What the exercise asks → Go through the entries below and retype them exactly, omitting each picture.

Data →
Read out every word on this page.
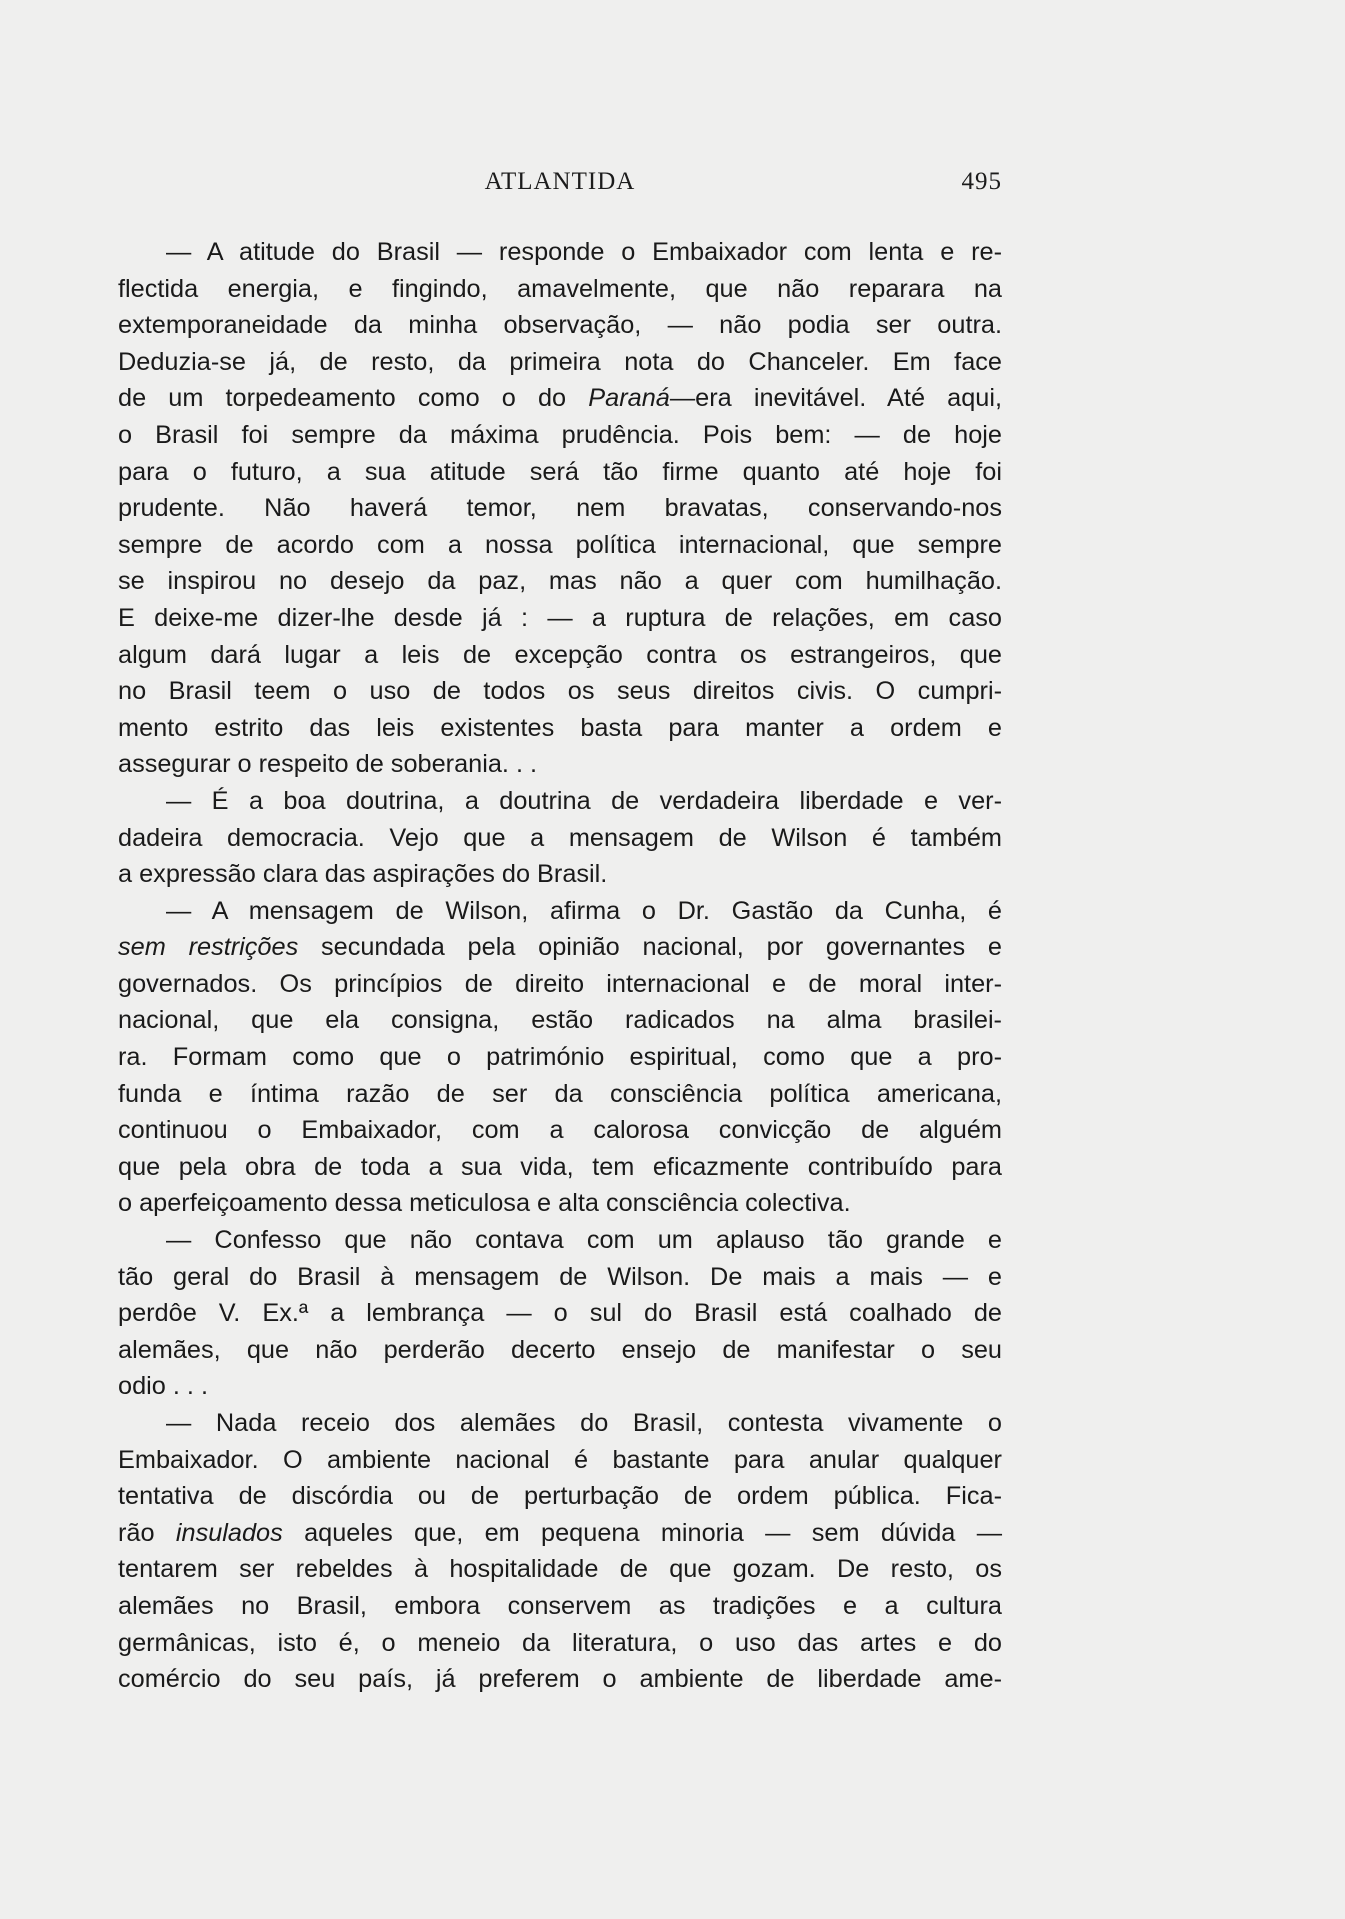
ATLANTIDA	495
— A atitude do Brasil — responde o Embaixador com lenta e re-
flectida energia, e fingindo, amavelmente, que não reparara na
extemporaneidade da minha observação, — não podia ser outra.
Deduzia-se já, de resto, da primeira nota do Chanceler. Em face
de um torpedeamento como o do Paraná—era inevitável. Até aqui,
o Brasil foi sempre da máxima prudência. Pois bem: — de hoje
para o futuro, a sua atitude será tão firme quanto até hoje foi
prudente. Não haverá temor, nem bravatas, conservando-nos
sempre de acordo com a nossa política internacional, que sempre
se inspirou no desejo da paz, mas não a quer com humilhação.
E deixe-me dizer-lhe desde já : — a ruptura de relações, em caso
algum dará lugar a leis de excepção contra os estrangeiros, que
no Brasil teem o uso de todos os seus direitos civis. O cumpri-
mento estrito das leis existentes basta para manter a ordem e
assegurar o respeito de soberania. . .
— É a boa doutrina, a doutrina de verdadeira liberdade e ver-
dadeira democracia. Vejo que a mensagem de Wilson é também
a expressão clara das aspirações do Brasil.
— A mensagem de Wilson, afirma o Dr. Gastão da Cunha, é
sem restrições secundada pela opinião nacional, por governantes e
governados. Os princípios de direito internacional e de moral inter-
nacional, que ela consigna, estão radicados na alma brasilei-
ra. Formam como que o património espiritual, como que a pro-
funda e íntima razão de ser da consciência política americana,
continuou o Embaixador, com a calorosa convicção de alguém
que pela obra de toda a sua vida, tem eficazmente contribuído para
o aperfeiçoamento dessa meticulosa e alta consciência colectiva.
— Confesso que não contava com um aplauso tão grande e
tão geral do Brasil à mensagem de Wilson. De mais a mais — e
perdôe V. Ex.ª a lembrança — o sul do Brasil está coalhado de
alemães, que não perderão decerto ensejo de manifestar o seu
odio . . .
— Nada receio dos alemães do Brasil, contesta vivamente o
Embaixador. O ambiente nacional é bastante para anular qualquer
tentativa de discórdia ou de perturbação de ordem pública. Fica-
rão insulados aqueles que, em pequena minoria — sem dúvida —
tentarem ser rebeldes à hospitalidade de que gozam. De resto, os
alemães no Brasil, embora conservem as tradições e a cultura
germânicas, isto é, o meneio da literatura, o uso das artes e do
comércio do seu país, já preferem o ambiente de liberdade ame-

The result →
Read out every word on this page.
ATLANTIDA	495
— A atitude do Brasil — responde o Embaixador com lenta e re-
flectida energia, e fingindo, amavelmente, que não reparara na
extemporaneidade da minha observação, — não podia ser outra.
Deduzia-se já, de resto, da primeira nota do Chanceler. Em face
de um torpedeamento como o do Paraná—era inevitável. Até aqui,
o Brasil foi sempre da máxima prudência. Pois bem: — de hoje
para o futuro, a sua atitude será tão firme quanto até hoje foi
prudente. Não haverá temor, nem bravatas, conservando-nos
sempre de acordo com a nossa política internacional, que sempre
se inspirou no desejo da paz, mas não a quer com humilhação.
E deixe-me dizer-lhe desde já : — a ruptura de relações, em caso
algum dará lugar a leis de excepção contra os estrangeiros, que
no Brasil teem o uso de todos os seus direitos civis. O cumpri-
mento estrito das leis existentes basta para manter a ordem e
assegurar o respeito de soberania. . .
— É a boa doutrina, a doutrina de verdadeira liberdade e ver-
dadeira democracia. Vejo que a mensagem de Wilson é também
a expressão clara das aspirações do Brasil.
— A mensagem de Wilson, afirma o Dr. Gastão da Cunha, é
sem restrições secundada pela opinião nacional, por governantes e
governados. Os princípios de direito internacional e de moral inter-
nacional, que ela consigna, estão radicados na alma brasilei-
ra. Formam como que o património espiritual, como que a pro-
funda e íntima razão de ser da consciência política americana,
continuou o Embaixador, com a calorosa convicção de alguém
que pela obra de toda a sua vida, tem eficazmente contribuído para
o aperfeiçoamento dessa meticulosa e alta consciência colectiva.
— Confesso que não contava com um aplauso tão grande e
tão geral do Brasil à mensagem de Wilson. De mais a mais — e
perdôe V. Ex.ª a lembrança — o sul do Brasil está coalhado de
alemães, que não perderão decerto ensejo de manifestar o seu
odio . . .
— Nada receio dos alemães do Brasil, contesta vivamente o
Embaixador. O ambiente nacional é bastante para anular qualquer
tentativa de discórdia ou de perturbação de ordem pública. Fica-
rão insulados aqueles que, em pequena minoria — sem dúvida —
tentarem ser rebeldes à hospitalidade de que gozam. De resto, os
alemães no Brasil, embora conservem as tradições e a cultura
germânicas, isto é, o meneio da literatura, o uso das artes e do
comércio do seu país, já preferem o ambiente de liberdade ame-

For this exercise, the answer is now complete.